[Stored data entries]
>> begin
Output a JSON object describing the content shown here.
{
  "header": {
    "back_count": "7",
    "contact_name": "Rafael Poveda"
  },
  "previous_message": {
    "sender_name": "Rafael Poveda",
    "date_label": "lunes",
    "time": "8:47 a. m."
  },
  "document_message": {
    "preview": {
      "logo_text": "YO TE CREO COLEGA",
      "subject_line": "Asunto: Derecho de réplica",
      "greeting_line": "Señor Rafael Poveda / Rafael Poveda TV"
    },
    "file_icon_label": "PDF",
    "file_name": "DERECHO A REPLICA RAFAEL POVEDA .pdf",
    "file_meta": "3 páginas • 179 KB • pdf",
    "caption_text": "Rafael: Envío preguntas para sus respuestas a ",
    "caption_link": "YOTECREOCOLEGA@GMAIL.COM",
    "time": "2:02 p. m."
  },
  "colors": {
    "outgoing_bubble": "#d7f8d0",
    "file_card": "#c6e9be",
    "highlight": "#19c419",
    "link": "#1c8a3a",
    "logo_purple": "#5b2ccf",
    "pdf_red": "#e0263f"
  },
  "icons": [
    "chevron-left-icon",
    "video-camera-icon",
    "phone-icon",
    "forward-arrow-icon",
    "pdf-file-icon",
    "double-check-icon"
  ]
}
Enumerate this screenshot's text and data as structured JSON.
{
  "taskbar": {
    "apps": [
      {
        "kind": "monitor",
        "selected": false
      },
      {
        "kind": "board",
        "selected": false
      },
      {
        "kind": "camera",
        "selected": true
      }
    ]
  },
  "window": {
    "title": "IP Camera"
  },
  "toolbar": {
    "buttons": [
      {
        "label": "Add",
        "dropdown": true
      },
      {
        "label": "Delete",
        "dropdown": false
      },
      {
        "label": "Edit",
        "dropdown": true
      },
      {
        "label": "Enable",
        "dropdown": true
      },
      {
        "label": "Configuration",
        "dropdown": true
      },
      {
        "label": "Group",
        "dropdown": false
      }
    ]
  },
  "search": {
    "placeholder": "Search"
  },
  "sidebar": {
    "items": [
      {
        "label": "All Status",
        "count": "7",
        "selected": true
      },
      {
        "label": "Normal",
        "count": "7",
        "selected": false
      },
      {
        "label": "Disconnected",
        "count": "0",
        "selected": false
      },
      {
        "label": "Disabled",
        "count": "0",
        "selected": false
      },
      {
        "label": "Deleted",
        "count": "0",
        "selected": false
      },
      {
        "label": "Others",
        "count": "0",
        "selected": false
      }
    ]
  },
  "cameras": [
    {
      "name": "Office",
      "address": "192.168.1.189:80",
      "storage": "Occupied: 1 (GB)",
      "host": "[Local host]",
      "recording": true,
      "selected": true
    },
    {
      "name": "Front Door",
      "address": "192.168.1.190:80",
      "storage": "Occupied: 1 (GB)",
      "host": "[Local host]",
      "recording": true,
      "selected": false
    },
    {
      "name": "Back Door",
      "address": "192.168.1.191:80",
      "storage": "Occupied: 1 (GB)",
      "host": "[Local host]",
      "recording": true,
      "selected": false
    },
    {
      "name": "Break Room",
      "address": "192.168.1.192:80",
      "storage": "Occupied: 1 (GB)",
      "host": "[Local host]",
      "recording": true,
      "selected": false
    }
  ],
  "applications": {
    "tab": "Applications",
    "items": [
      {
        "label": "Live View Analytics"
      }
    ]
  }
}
>> end
> [DIRECTIONS]:
Find the lines containing "JSON" and list every one of them.

> [ANSWER TO THE PROBLEM]:
Output a JSON object describing the content shown here.
Enumerate this screenshot's text and data as structured JSON.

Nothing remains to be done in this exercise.